▼▼▼
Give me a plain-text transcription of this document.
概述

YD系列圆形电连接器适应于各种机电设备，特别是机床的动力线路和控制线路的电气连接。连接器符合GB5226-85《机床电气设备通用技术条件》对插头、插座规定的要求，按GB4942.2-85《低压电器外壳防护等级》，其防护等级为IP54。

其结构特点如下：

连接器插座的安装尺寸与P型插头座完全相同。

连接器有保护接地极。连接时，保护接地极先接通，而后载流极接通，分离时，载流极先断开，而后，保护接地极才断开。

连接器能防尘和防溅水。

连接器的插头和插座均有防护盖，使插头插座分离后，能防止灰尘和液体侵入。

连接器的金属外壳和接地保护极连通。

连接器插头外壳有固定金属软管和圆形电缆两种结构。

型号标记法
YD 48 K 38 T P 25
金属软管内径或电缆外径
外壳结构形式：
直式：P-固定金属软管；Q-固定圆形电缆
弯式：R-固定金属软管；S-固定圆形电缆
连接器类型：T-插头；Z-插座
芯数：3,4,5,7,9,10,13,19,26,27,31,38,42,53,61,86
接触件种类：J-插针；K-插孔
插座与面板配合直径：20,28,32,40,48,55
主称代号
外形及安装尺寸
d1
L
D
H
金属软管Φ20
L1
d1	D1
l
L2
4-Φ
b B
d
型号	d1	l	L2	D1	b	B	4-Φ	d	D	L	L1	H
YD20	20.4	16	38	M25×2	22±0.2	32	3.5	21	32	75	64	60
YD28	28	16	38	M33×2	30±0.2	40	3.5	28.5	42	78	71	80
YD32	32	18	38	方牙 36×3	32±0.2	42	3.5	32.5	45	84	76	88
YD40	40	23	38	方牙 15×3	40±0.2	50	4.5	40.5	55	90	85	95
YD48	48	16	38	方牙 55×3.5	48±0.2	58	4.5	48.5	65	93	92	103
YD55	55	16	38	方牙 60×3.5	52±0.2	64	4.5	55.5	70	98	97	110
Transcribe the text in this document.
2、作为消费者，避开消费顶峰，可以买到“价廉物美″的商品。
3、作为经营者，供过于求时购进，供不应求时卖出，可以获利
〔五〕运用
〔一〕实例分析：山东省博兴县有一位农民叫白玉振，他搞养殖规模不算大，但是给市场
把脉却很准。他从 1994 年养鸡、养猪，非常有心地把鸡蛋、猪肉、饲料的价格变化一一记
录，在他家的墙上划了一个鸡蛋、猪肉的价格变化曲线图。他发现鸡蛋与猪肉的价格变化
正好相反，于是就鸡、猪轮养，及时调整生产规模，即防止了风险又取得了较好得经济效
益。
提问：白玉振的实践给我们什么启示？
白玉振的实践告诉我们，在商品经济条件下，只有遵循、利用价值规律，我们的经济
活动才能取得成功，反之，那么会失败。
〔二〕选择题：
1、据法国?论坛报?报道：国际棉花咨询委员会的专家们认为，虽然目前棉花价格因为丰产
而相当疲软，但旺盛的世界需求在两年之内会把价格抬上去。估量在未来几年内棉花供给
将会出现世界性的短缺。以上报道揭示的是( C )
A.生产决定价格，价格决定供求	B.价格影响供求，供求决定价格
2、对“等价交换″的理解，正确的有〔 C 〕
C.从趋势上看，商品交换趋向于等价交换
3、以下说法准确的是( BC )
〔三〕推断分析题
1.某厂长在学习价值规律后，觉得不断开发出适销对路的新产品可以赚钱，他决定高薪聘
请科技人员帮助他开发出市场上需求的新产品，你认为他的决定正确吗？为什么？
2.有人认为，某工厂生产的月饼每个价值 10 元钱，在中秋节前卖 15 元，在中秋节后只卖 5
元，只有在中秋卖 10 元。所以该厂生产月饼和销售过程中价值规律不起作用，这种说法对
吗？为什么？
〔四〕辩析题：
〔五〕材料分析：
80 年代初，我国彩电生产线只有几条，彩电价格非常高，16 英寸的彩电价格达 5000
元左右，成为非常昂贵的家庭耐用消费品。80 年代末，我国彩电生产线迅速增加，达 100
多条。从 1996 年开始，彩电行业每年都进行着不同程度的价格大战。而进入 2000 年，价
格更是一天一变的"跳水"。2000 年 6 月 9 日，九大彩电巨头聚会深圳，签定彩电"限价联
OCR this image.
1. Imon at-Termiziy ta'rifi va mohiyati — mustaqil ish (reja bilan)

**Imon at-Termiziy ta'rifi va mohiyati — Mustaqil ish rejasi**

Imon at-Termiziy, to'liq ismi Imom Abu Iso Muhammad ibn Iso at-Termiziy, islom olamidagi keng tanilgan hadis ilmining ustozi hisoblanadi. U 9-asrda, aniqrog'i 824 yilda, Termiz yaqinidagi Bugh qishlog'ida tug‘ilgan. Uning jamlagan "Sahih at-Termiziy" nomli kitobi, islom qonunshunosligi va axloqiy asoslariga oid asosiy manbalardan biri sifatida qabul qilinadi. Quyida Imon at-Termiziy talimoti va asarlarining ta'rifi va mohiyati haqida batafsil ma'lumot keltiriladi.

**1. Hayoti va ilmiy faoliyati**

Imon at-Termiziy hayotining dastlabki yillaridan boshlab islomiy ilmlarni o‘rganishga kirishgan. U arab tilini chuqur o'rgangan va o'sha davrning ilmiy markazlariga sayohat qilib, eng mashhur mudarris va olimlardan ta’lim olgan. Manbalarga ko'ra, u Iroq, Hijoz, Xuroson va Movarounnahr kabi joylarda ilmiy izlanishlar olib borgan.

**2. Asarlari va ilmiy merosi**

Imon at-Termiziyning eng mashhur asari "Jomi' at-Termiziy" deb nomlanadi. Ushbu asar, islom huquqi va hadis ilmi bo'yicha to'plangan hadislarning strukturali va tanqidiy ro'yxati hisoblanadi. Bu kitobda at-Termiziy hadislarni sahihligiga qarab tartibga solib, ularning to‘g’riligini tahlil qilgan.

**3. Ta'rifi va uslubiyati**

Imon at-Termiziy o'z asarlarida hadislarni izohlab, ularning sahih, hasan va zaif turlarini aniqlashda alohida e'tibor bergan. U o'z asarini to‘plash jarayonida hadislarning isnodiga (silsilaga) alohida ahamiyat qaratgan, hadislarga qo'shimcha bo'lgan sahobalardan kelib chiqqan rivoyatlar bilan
▲▲▲
Output all preceding records character for character.

Give me a plain-text transcription of this document.
概述

YD系列圆形电连接器适应于各种机电设备，特别是机床的动力线路和控制线路的电气连接。连接器符合GB5226-85《机床电气设备通用技术条件》对插头、插座规定的要求，按GB4942.2-85《低压电器外壳防护等级》，其防护等级为IP54。

其结构特点如下：

连接器插座的安装尺寸与P型插头座完全相同。

连接器有保护接地极。连接时，保护接地极先接通，而后载流极接通，分离时，载流极先断开，而后，保护接地极才断开。

连接器能防尘和防溅水。

连接器的插头和插座均有防护盖，使插头插座分离后，能防止灰尘和液体侵入。

连接器的金属外壳和接地保护极连通。

连接器插头外壳有固定金属软管和圆形电缆两种结构。

型号标记法
YD 48 K 38 T P 25
金属软管内径或电缆外径
外壳结构形式：
直式：P-固定金属软管；Q-固定圆形电缆
弯式：R-固定金属软管；S-固定圆形电缆
连接器类型：T-插头；Z-插座
芯数：3,4,5,7,9,10,13,19,26,27,31,38,42,53,61,86
接触件种类：J-插针；K-插孔
插座与面板配合直径：20,28,32,40,48,55
主称代号
外形及安装尺寸
d1
L
D
H
金属软管Φ20
L1
d1	D1
l
L2
4-Φ
b B
d
型号	d1	l	L2	D1	b	B	4-Φ	d	D	L	L1	H
YD20	20.4	16	38	M25×2	22±0.2	32	3.5	21	32	75	64	60
YD28	28	16	38	M33×2	30±0.2	40	3.5	28.5	42	78	71	80
YD32	32	18	38	方牙 36×3	32±0.2	42	3.5	32.5	45	84	76	88
YD40	40	23	38	方牙 15×3	40±0.2	50	4.5	40.5	55	90	85	95
YD48	48	16	38	方牙 55×3.5	48±0.2	58	4.5	48.5	65	93	92	103
YD55	55	16	38	方牙 60×3.5	52±0.2	64	4.5	55.5	70	98	97	110
Transcribe the text in this document.
2、作为消费者，避开消费顶峰，可以买到“价廉物美″的商品。
3、作为经营者，供过于求时购进，供不应求时卖出，可以获利
〔五〕运用
〔一〕实例分析：山东省博兴县有一位农民叫白玉振，他搞养殖规模不算大，但是给市场
把脉却很准。他从 1994 年养鸡、养猪，非常有心地把鸡蛋、猪肉、饲料的价格变化一一记
录，在他家的墙上划了一个鸡蛋、猪肉的价格变化曲线图。他发现鸡蛋与猪肉的价格变化
正好相反，于是就鸡、猪轮养，及时调整生产规模，即防止了风险又取得了较好得经济效
益。
提问：白玉振的实践给我们什么启示？
白玉振的实践告诉我们，在商品经济条件下，只有遵循、利用价值规律，我们的经济
活动才能取得成功，反之，那么会失败。
〔二〕选择题：
1、据法国?论坛报?报道：国际棉花咨询委员会的专家们认为，虽然目前棉花价格因为丰产
而相当疲软，但旺盛的世界需求在两年之内会把价格抬上去。估量在未来几年内棉花供给
将会出现世界性的短缺。以上报道揭示的是( C )
A.生产决定价格，价格决定供求	B.价格影响供求，供求决定价格
2、对“等价交换″的理解，正确的有〔 C 〕
C.从趋势上看，商品交换趋向于等价交换
3、以下说法准确的是( BC )
〔三〕推断分析题
1.某厂长在学习价值规律后，觉得不断开发出适销对路的新产品可以赚钱，他决定高薪聘
请科技人员帮助他开发出市场上需求的新产品，你认为他的决定正确吗？为什么？
2.有人认为，某工厂生产的月饼每个价值 10 元钱，在中秋节前卖 15 元，在中秋节后只卖 5
元，只有在中秋卖 10 元。所以该厂生产月饼和销售过程中价值规律不起作用，这种说法对
吗？为什么？
〔四〕辩析题：
〔五〕材料分析：
80 年代初，我国彩电生产线只有几条，彩电价格非常高，16 英寸的彩电价格达 5000
元左右，成为非常昂贵的家庭耐用消费品。80 年代末，我国彩电生产线迅速增加，达 100
多条。从 1996 年开始，彩电行业每年都进行着不同程度的价格大战。而进入 2000 年，价
格更是一天一变的"跳水"。2000 年 6 月 9 日，九大彩电巨头聚会深圳，签定彩电"限价联
OCR this image.
1. Imon at-Termiziy ta'rifi va mohiyati — mustaqil ish (reja bilan)

**Imon at-Termiziy ta'rifi va mohiyati — Mustaqil ish rejasi**

Imon at-Termiziy, to'liq ismi Imom Abu Iso Muhammad ibn Iso at-Termiziy, islom olamidagi keng tanilgan hadis ilmining ustozi hisoblanadi. U 9-asrda, aniqrog'i 824 yilda, Termiz yaqinidagi Bugh qishlog'ida tug‘ilgan. Uning jamlagan "Sahih at-Termiziy" nomli kitobi, islom qonunshunosligi va axloqiy asoslariga oid asosiy manbalardan biri sifatida qabul qilinadi. Quyida Imon at-Termiziy talimoti va asarlarining ta'rifi va mohiyati haqida batafsil ma'lumot keltiriladi.

**1. Hayoti va ilmiy faoliyati**

Imon at-Termiziy hayotining dastlabki yillaridan boshlab islomiy ilmlarni o‘rganishga kirishgan. U arab tilini chuqur o'rgangan va o'sha davrning ilmiy markazlariga sayohat qilib, eng mashhur mudarris va olimlardan ta’lim olgan. Manbalarga ko'ra, u Iroq, Hijoz, Xuroson va Movarounnahr kabi joylarda ilmiy izlanishlar olib borgan.

**2. Asarlari va ilmiy merosi**

Imon at-Termiziyning eng mashhur asari "Jomi' at-Termiziy" deb nomlanadi. Ushbu asar, islom huquqi va hadis ilmi bo'yicha to'plangan hadislarning strukturali va tanqidiy ro'yxati hisoblanadi. Bu kitobda at-Termiziy hadislarni sahihligiga qarab tartibga solib, ularning to‘g’riligini tahlil qilgan.

**3. Ta'rifi va uslubiyati**

Imon at-Termiziy o'z asarlarida hadislarni izohlab, ularning sahih, hasan va zaif turlarini aniqlashda alohida e'tibor bergan. U o'z asarini to‘plash jarayonida hadislarning isnodiga (silsilaga) alohida ahamiyat qaratgan, hadislarga qo'shimcha bo'lgan sahobalardan kelib chiqqan rivoyatlar bilan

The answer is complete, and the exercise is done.